— WHAT IS BEING ASKED —
The records that follow must be reproduced in full, exactly as written.
______________________________
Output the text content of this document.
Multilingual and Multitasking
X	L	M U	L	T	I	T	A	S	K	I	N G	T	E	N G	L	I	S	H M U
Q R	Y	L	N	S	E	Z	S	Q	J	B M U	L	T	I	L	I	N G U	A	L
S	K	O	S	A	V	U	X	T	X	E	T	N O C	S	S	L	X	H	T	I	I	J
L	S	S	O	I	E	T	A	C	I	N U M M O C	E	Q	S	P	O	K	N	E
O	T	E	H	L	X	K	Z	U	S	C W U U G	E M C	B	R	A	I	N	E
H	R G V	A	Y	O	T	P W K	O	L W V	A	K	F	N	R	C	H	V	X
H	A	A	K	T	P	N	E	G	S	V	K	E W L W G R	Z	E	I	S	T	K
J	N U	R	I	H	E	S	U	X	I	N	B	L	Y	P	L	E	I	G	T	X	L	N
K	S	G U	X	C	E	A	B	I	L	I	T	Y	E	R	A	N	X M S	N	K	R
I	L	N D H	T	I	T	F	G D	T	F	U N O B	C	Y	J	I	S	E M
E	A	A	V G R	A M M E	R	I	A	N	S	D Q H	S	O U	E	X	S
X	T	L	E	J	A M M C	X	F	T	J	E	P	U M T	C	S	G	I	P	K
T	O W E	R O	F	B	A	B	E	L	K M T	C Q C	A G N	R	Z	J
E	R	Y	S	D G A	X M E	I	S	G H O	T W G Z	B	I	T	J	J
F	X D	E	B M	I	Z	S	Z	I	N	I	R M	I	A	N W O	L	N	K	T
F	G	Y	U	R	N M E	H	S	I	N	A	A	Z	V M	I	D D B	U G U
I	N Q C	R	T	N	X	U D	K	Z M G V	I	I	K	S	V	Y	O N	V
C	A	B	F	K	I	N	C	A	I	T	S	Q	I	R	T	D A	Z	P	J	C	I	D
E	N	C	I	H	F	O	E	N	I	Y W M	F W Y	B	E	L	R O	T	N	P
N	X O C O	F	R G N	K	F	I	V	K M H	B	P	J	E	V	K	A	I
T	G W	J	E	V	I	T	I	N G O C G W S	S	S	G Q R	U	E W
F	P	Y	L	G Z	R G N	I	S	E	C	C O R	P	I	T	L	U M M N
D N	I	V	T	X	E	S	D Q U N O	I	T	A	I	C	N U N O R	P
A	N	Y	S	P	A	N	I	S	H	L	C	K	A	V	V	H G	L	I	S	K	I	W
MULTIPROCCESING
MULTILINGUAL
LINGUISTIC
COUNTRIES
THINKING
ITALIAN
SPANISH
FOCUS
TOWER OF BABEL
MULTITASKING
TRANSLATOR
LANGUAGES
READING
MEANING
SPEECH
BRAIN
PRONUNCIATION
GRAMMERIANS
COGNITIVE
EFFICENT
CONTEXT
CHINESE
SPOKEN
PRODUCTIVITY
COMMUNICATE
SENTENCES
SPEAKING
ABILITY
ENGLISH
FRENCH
______________________________
— RESPONSE TO THIS TASK —
Output the text content of this document.
Multilingual and Multitasking
X	L	M U	L	T	I	T	A	S	K	I	N G	T	E	N G	L	I	S	H M U
Q R	Y	L	N	S	E	Z	S	Q	J	B M U	L	T	I	L	I	N G U	A	L
S	K	O	S	A	V	U	X	T	X	E	T	N O C	S	S	L	X	H	T	I	I	J
L	S	S	O	I	E	T	A	C	I	N U M M O C	E	Q	S	P	O	K	N	E
O	T	E	H	L	X	K	Z	U	S	C W U U G	E M C	B	R	A	I	N	E
H	R G V	A	Y	O	T	P W K	O	L W V	A	K	F	N	R	C	H	V	X
H	A	A	K	T	P	N	E	G	S	V	K	E W L W G R	Z	E	I	S	T	K
J	N U	R	I	H	E	S	U	X	I	N	B	L	Y	P	L	E	I	G	T	X	L	N
K	S	G U	X	C	E	A	B	I	L	I	T	Y	E	R	A	N	X M S	N	K	R
I	L	N D H	T	I	T	F	G D	T	F	U N O B	C	Y	J	I	S	E M
E	A	A	V G R	A M M E	R	I	A	N	S	D Q H	S	O U	E	X	S
X	T	L	E	J	A M M C	X	F	T	J	E	P	U M T	C	S	G	I	P	K
T	O W E	R O	F	B	A	B	E	L	K M T	C Q C	A G N	R	Z	J
E	R	Y	S	D G A	X M E	I	S	G H O	T W G Z	B	I	T	J	J
F	X D	E	B M	I	Z	S	Z	I	N	I	R M	I	A	N W O	L	N	K	T
F	G	Y	U	R	N M E	H	S	I	N	A	A	Z	V M	I	D D B	U G U
I	N Q C	R	T	N	X	U D	K	Z M G V	I	I	K	S	V	Y	O N	V
C	A	B	F	K	I	N	C	A	I	T	S	Q	I	R	T	D A	Z	P	J	C	I	D
E	N	C	I	H	F	O	E	N	I	Y W M	F W Y	B	E	L	R O	T	N	P
N	X O C O	F	R G N	K	F	I	V	K M H	B	P	J	E	V	K	A	I
T	G W	J	E	V	I	T	I	N G O C G W S	S	S	G Q R	U	E W
F	P	Y	L	G Z	R G N	I	S	E	C	C O R	P	I	T	L	U M M N
D N	I	V	T	X	E	S	D Q U N O	I	T	A	I	C	N U N O R	P
A	N	Y	S	P	A	N	I	S	H	L	C	K	A	V	V	H G	L	I	S	K	I	W
MULTIPROCCESING
MULTILINGUAL
LINGUISTIC
COUNTRIES
THINKING
ITALIAN
SPANISH
FOCUS
TOWER OF BABEL
MULTITASKING
TRANSLATOR
LANGUAGES
READING
MEANING
SPEECH
BRAIN
PRONUNCIATION
GRAMMERIANS
COGNITIVE
EFFICENT
CONTEXT
CHINESE
SPOKEN
PRODUCTIVITY
COMMUNICATE
SENTENCES
SPEAKING
ABILITY
ENGLISH
FRENCH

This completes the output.